Können Sie den Text zur Arbeitsmarktpolitik zwischen „Dasselbe Prinzip gilt“ und „aktiv zu werden.“ einschließlich noch einmal wiedergeben und dabei „Schwarzarbeit“ gegen „Gelegenheitsarbeit“ austauschen?

| Seitenauszug |

====================

Nordrhein-Westfalen hat in einem Modellversuch gute Erfolge erzielt: Dort wurden Jugendliche, die zu einem Stichtag keinen Ausbildungsplatz hatten, vom Arbeitsamt, der Landesregierung und den Handwerks-, Industrie- und Handelskammern zu einem Gesprächstermin eingeladen. Bei diesem Termin wurde versucht, das Angebot an Lehrstellen mit den Wünschen der einzelnen Jugendlichen zusammenzubringen. Wer an dem Gespräch nicht teilnahm, wurde aus der Liste der Arbeitsuchenden gestrichen und erhielt keine Unterstützungszahlungen. Für Deutschland ungewöhnlich: Aber mit der latenten Drohung, den Scheck vom Arbeitsamt nicht mehr zu bekommen, wurden viele dieser Jugendlichen überhaupt erst dazu bewegt, sich um eine konkrete Ausbildungsstelle zu bemühen.

Dasselbe Prinzip gilt für Sozialhilfeempfänger: Wer die Beschäftigungsfähigkeit von Sozialhilfeempfängern erhalten will, muss sie arbeiten lassen. Kommunen, die ihre Sozialhilfeempfänger an die Arbeit stellen, haben überdurchschnittlich hohe Abmeldungen aus der Sozialhilfe. Erstens überlegen sich viele Sozialhilfeempfänger, die aus einer Kombination von ungeprüfter Sozialhilfe und Schwarzarbeit ein erträgliches Auskommen haben, auf die kommunale Unterstützungsleistunng zu verzichten. Und zweitens ist ein Teil der Sozialhilfeempfänger im Anschluss an solche Einsätze wieder bereit, auf dem Arbeitsmarkt aktiv zu werden.

Employability-Konzepte

Unterstützt werden können solche Maßnahmen, indem der Anreiz für Arbeitslosenhilfe- und Sozialhilfeempfänger, wieder zu arbeiten, zum Beispiel durch Vorgehensweisen, wie sie die holländische Organisation Maatwerk praktiziert. Diese private Arbeitsvermittlung wird von den Kommunen bezahlt. Maatwerk analysiert die individuellen Stärken und Schwächen eines Sozialhilfeempfängers, schult und begleitet ihn bei der Arbeitssuche. Die Vermittlungsquoten dieser individuellen Beratung sind beeindruckend.

Alle Länder, die erfolgreiche Employability-Konzepte durchgesetzt haben, haben dies mit Maßnahmen verbunden, die einen deutlichen Zwangscharakter haben. Selbst Holland, das liberale Musterland des erfolgreichen Konsenses, hat beispielsweise seine Invalidenrentner zur erneuten medizinischen Begutachtung vorgeladen und die Mehrheit von ihnen in den Arbeitsmarkt zurückgeschickt. Alle Länder, die erfolgreiche Arbeitsmarktpolitik machen, haben sich am Ende nicht mit Massen-ABM begnügt, sondern haben sich um die Probleme des einzelnen Arbeitnehmers, einen passenden Job zu finden, gekümmert. Und: Alle Länder, deren Arbeitsmarkt heute in Ordnung ist, haben die Gewährung staatlicher Unterstützung von der nachgewiesenen Bereitschaft, eine neue Arbeit zu finden, abhängig gemacht.

====================

Extrahierte Dateneinträge
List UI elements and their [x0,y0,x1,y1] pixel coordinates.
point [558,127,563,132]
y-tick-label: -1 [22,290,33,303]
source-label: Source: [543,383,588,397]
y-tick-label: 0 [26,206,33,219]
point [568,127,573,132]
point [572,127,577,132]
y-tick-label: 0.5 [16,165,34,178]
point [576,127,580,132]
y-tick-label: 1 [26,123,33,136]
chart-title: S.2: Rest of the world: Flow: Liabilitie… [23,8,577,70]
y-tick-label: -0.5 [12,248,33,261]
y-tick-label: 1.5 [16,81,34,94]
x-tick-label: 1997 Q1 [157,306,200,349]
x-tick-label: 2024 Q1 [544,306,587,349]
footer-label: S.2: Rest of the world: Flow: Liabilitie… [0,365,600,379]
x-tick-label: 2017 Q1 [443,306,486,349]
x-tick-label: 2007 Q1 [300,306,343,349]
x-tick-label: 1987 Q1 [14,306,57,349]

====================

| Antwort |
Dasselbe Prinzip gilt für Sozialhilfeempfänger: Wer die Beschäftigungsfähigkeit von Sozialhilfeempfängern erhalten will, muss sie arbeiten lassen. Kommunen, die ihre Sozialhilfeempfänger an die Arbeit stellen, haben überdurchschnittlich hohe Abmeldungen aus der Sozialhilfe. Erstens überlegen sich viele Sozialhilfeempfänger, die aus einer Kombination von ungeprüfter Sozialhilfe und Gelegenheitsarbeit ein erträgliches Auskommen haben, auf die kommunale Unterstützungsleistunng zu verzichten. Und zweitens ist ein Teil der Sozialhilfeempfänger im Anschluss an solche Einsätze wieder bereit, auf dem Arbeitsmarkt aktiv zu werden.